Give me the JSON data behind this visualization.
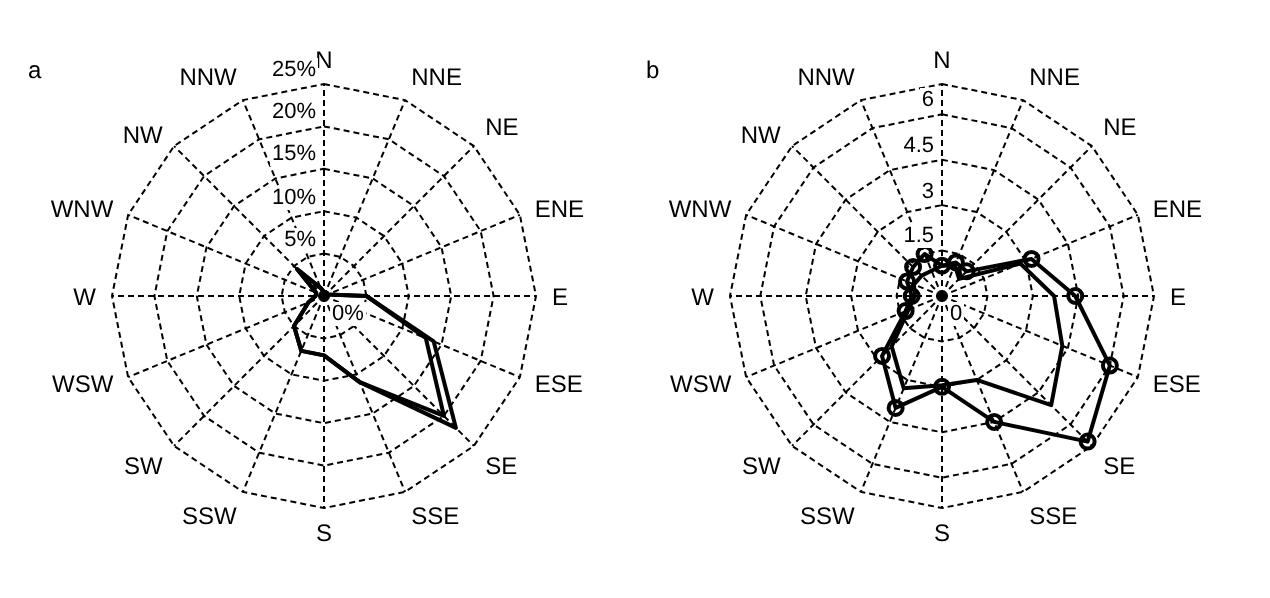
{
  "chart_data": [
    {
      "type": "radar",
      "title": "a",
      "categories": [
        "N",
        "NNE",
        "NE",
        "ENE",
        "E",
        "ESE",
        "SE",
        "SSE",
        "S",
        "SSW",
        "SW",
        "WSW",
        "W",
        "WNW",
        "NW",
        "NNW"
      ],
      "series": [
        {
          "color": "#000000",
          "values": [
            0.5,
            0.5,
            0.5,
            0.5,
            5,
            14,
            22,
            11,
            7,
            7,
            5,
            2,
            1,
            1,
            4.5,
            1
          ]
        },
        {
          "color": "#000000",
          "values": [
            0.5,
            0.5,
            0.5,
            0.5,
            5,
            13,
            20,
            11,
            7,
            7,
            5,
            2,
            1,
            1,
            4.5,
            1
          ]
        }
      ],
      "ylim": [
        0,
        25
      ],
      "yticks": [
        {
          "value": 0,
          "label": "0%"
        },
        {
          "value": 5,
          "label": "5%"
        },
        {
          "value": 10,
          "label": "10%"
        },
        {
          "value": 15,
          "label": "15%"
        },
        {
          "value": 20,
          "label": "20%"
        },
        {
          "value": 25,
          "label": "25%"
        }
      ],
      "grid": true,
      "line_style": "solid",
      "marker": "none"
    },
    {
      "type": "radar",
      "title": "b",
      "categories": [
        "N",
        "NNE",
        "NE",
        "ENE",
        "E",
        "ESE",
        "SE",
        "SSE",
        "S",
        "SSW",
        "SW",
        "WSW",
        "W",
        "WNW",
        "NW",
        "NNW"
      ],
      "series": [
        {
          "color": "#000000",
          "marker": "circle",
          "values": [
            1.0,
            1.2,
            1.15,
            3.2,
            4.4,
            6.0,
            6.8,
            4.5,
            3.0,
            4.0,
            2.8,
            1.3,
            1.0,
            1.25,
            1.35,
            1.5
          ]
        },
        {
          "color": "#000000",
          "marker": "none",
          "values": [
            1.0,
            1.1,
            0.8,
            2.8,
            3.7,
            4.3,
            5.1,
            3.0,
            2.95,
            3.3,
            2.35,
            1.2,
            0.9,
            1.0,
            0.95,
            0.9
          ]
        }
      ],
      "ylim": [
        0,
        7
      ],
      "yticks": [
        0,
        1.5,
        3,
        4.5,
        6
      ],
      "grid": true,
      "line_style": "solid"
    }
  ]
}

WRITTEN PROBLEM:
Repeat the data exactly in full, omitting its pictures.

RESULT FOR THIS TASK:
Give me the JSON data behind this visualization.
{
  "chart_data": [
    {
      "type": "radar",
      "title": "a",
      "categories": [
        "N",
        "NNE",
        "NE",
        "ENE",
        "E",
        "ESE",
        "SE",
        "SSE",
        "S",
        "SSW",
        "SW",
        "WSW",
        "W",
        "WNW",
        "NW",
        "NNW"
      ],
      "series": [
        {
          "color": "#000000",
          "values": [
            0.5,
            0.5,
            0.5,
            0.5,
            5,
            14,
            22,
            11,
            7,
            7,
            5,
            2,
            1,
            1,
            4.5,
            1
          ]
        },
        {
          "color": "#000000",
          "values": [
            0.5,
            0.5,
            0.5,
            0.5,
            5,
            13,
            20,
            11,
            7,
            7,
            5,
            2,
            1,
            1,
            4.5,
            1
          ]
        }
      ],
      "ylim": [
        0,
        25
      ],
      "yticks": [
        {
          "value": 0,
          "label": "0%"
        },
        {
          "value": 5,
          "label": "5%"
        },
        {
          "value": 10,
          "label": "10%"
        },
        {
          "value": 15,
          "label": "15%"
        },
        {
          "value": 20,
          "label": "20%"
        },
        {
          "value": 25,
          "label": "25%"
        }
      ],
      "grid": true,
      "line_style": "solid",
      "marker": "none"
    },
    {
      "type": "radar",
      "title": "b",
      "categories": [
        "N",
        "NNE",
        "NE",
        "ENE",
        "E",
        "ESE",
        "SE",
        "SSE",
        "S",
        "SSW",
        "SW",
        "WSW",
        "W",
        "WNW",
        "NW",
        "NNW"
      ],
      "series": [
        {
          "color": "#000000",
          "marker": "circle",
          "values": [
            1.0,
            1.2,
            1.15,
            3.2,
            4.4,
            6.0,
            6.8,
            4.5,
            3.0,
            4.0,
            2.8,
            1.3,
            1.0,
            1.25,
            1.35,
            1.5
          ]
        },
        {
          "color": "#000000",
          "marker": "none",
          "values": [
            1.0,
            1.1,
            0.8,
            2.8,
            3.7,
            4.3,
            5.1,
            3.0,
            2.95,
            3.3,
            2.35,
            1.2,
            0.9,
            1.0,
            0.95,
            0.9
          ]
        }
      ],
      "ylim": [
        0,
        7
      ],
      "yticks": [
        0,
        1.5,
        3,
        4.5,
        6
      ],
      "grid": true,
      "line_style": "solid"
    }
  ]
}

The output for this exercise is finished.